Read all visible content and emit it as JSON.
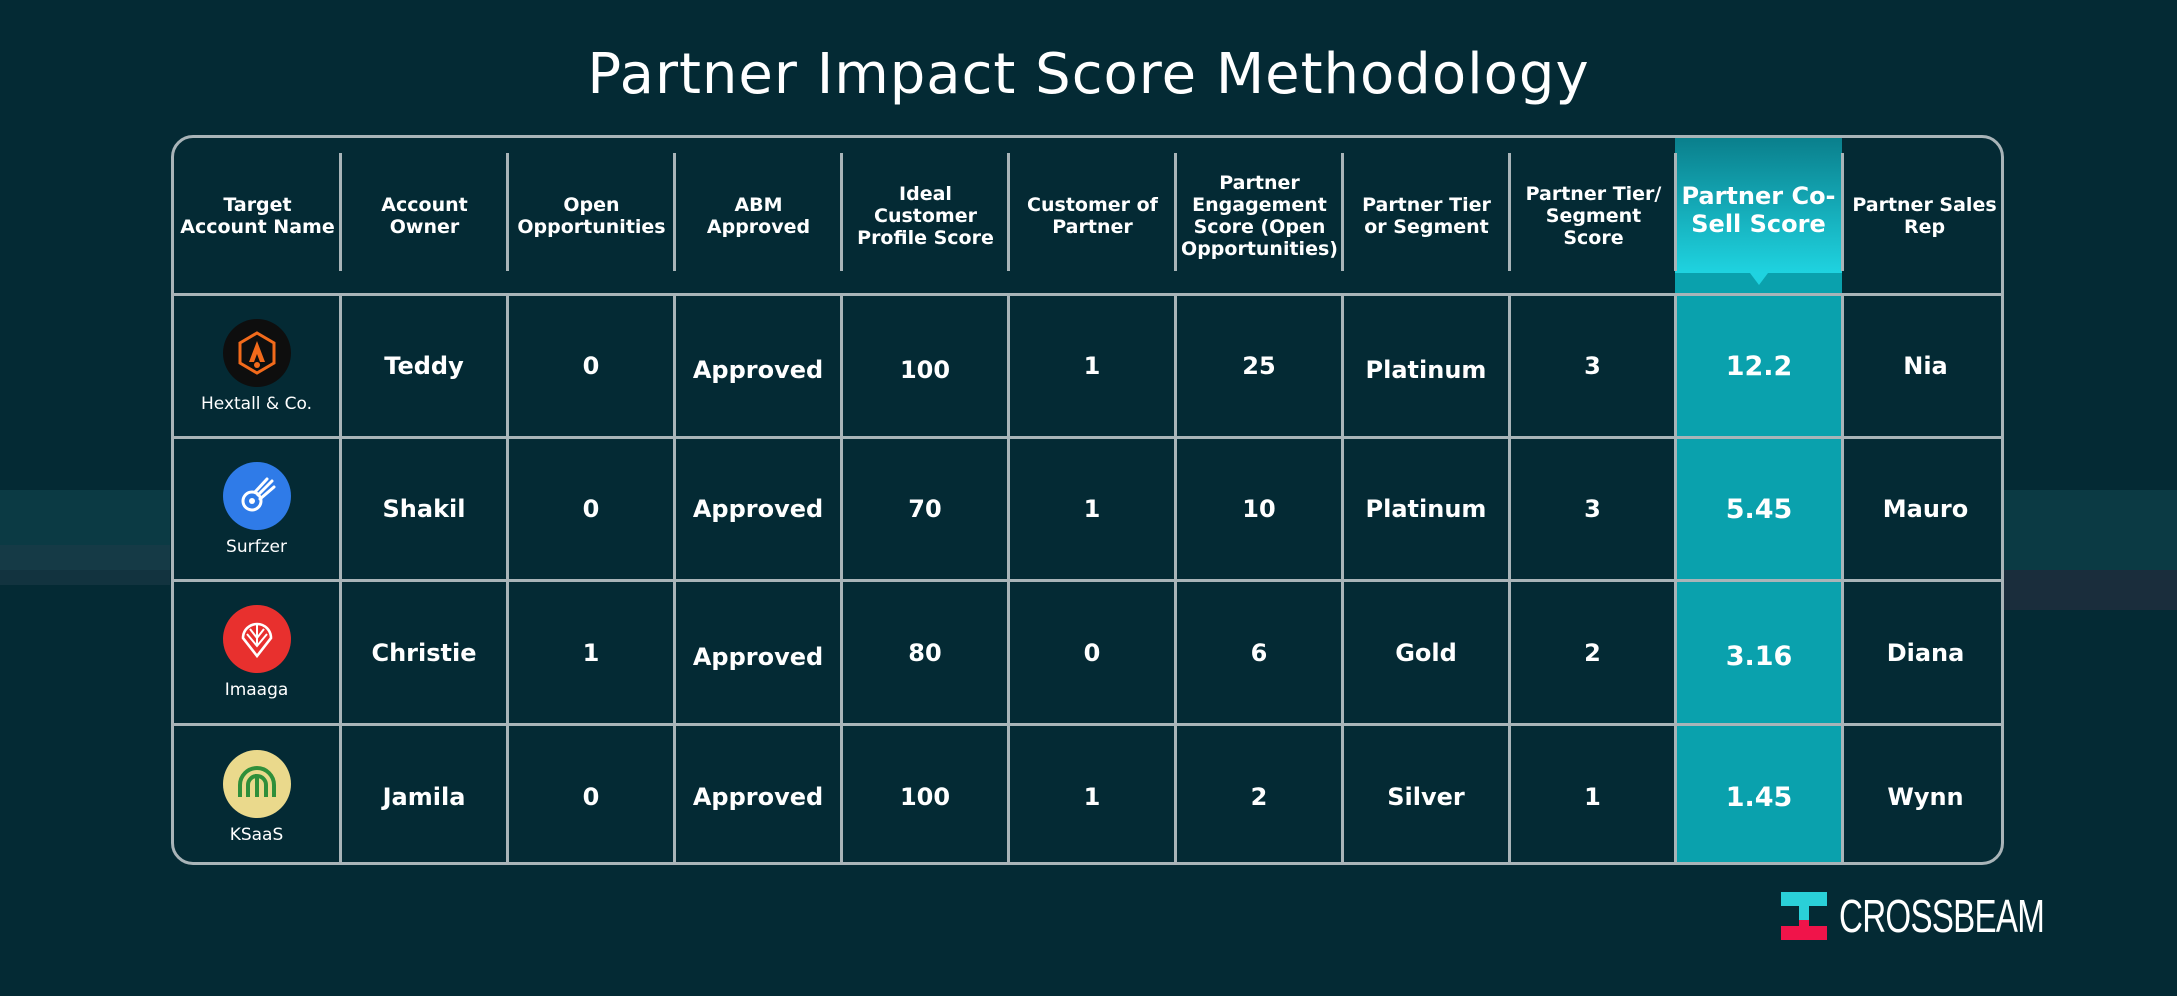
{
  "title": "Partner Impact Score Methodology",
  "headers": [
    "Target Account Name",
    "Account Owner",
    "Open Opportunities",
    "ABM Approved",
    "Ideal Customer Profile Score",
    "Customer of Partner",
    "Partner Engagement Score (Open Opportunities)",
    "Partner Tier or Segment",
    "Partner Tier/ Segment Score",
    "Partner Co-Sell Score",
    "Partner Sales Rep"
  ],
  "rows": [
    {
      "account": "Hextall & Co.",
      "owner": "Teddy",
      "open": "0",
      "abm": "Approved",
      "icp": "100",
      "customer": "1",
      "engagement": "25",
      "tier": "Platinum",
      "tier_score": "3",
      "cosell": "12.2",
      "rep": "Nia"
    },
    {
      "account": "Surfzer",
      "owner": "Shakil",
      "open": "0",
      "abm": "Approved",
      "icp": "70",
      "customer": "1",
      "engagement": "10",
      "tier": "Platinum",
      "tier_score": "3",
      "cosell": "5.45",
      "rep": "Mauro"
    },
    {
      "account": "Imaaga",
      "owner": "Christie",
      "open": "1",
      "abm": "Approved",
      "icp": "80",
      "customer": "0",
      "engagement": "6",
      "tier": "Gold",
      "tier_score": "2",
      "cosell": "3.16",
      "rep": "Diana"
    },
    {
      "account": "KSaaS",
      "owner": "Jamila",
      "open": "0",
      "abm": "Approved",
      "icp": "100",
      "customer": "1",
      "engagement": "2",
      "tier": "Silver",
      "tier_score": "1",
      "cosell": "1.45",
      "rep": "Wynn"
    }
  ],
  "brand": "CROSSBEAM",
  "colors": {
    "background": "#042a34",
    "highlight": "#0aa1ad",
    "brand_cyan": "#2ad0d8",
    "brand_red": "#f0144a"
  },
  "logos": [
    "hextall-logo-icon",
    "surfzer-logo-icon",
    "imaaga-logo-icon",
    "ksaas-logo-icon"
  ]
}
_ _ _
▶ [TASK TO CARRY OUT] Give back the whole listing as it stands, minus its pictures.

▶ [EXERCISE ANSWER]
Read all visible content and emit it as JSON.
{
  "title": "Partner Impact Score Methodology",
  "headers": [
    "Target Account Name",
    "Account Owner",
    "Open Opportunities",
    "ABM Approved",
    "Ideal Customer Profile Score",
    "Customer of Partner",
    "Partner Engagement Score (Open Opportunities)",
    "Partner Tier or Segment",
    "Partner Tier/ Segment Score",
    "Partner Co-Sell Score",
    "Partner Sales Rep"
  ],
  "rows": [
    {
      "account": "Hextall & Co.",
      "owner": "Teddy",
      "open": "0",
      "abm": "Approved",
      "icp": "100",
      "customer": "1",
      "engagement": "25",
      "tier": "Platinum",
      "tier_score": "3",
      "cosell": "12.2",
      "rep": "Nia"
    },
    {
      "account": "Surfzer",
      "owner": "Shakil",
      "open": "0",
      "abm": "Approved",
      "icp": "70",
      "customer": "1",
      "engagement": "10",
      "tier": "Platinum",
      "tier_score": "3",
      "cosell": "5.45",
      "rep": "Mauro"
    },
    {
      "account": "Imaaga",
      "owner": "Christie",
      "open": "1",
      "abm": "Approved",
      "icp": "80",
      "customer": "0",
      "engagement": "6",
      "tier": "Gold",
      "tier_score": "2",
      "cosell": "3.16",
      "rep": "Diana"
    },
    {
      "account": "KSaaS",
      "owner": "Jamila",
      "open": "0",
      "abm": "Approved",
      "icp": "100",
      "customer": "1",
      "engagement": "2",
      "tier": "Silver",
      "tier_score": "1",
      "cosell": "1.45",
      "rep": "Wynn"
    }
  ],
  "brand": "CROSSBEAM",
  "colors": {
    "background": "#042a34",
    "highlight": "#0aa1ad",
    "brand_cyan": "#2ad0d8",
    "brand_red": "#f0144a"
  },
  "logos": [
    "hextall-logo-icon",
    "surfzer-logo-icon",
    "imaaga-logo-icon",
    "ksaas-logo-icon"
  ]
}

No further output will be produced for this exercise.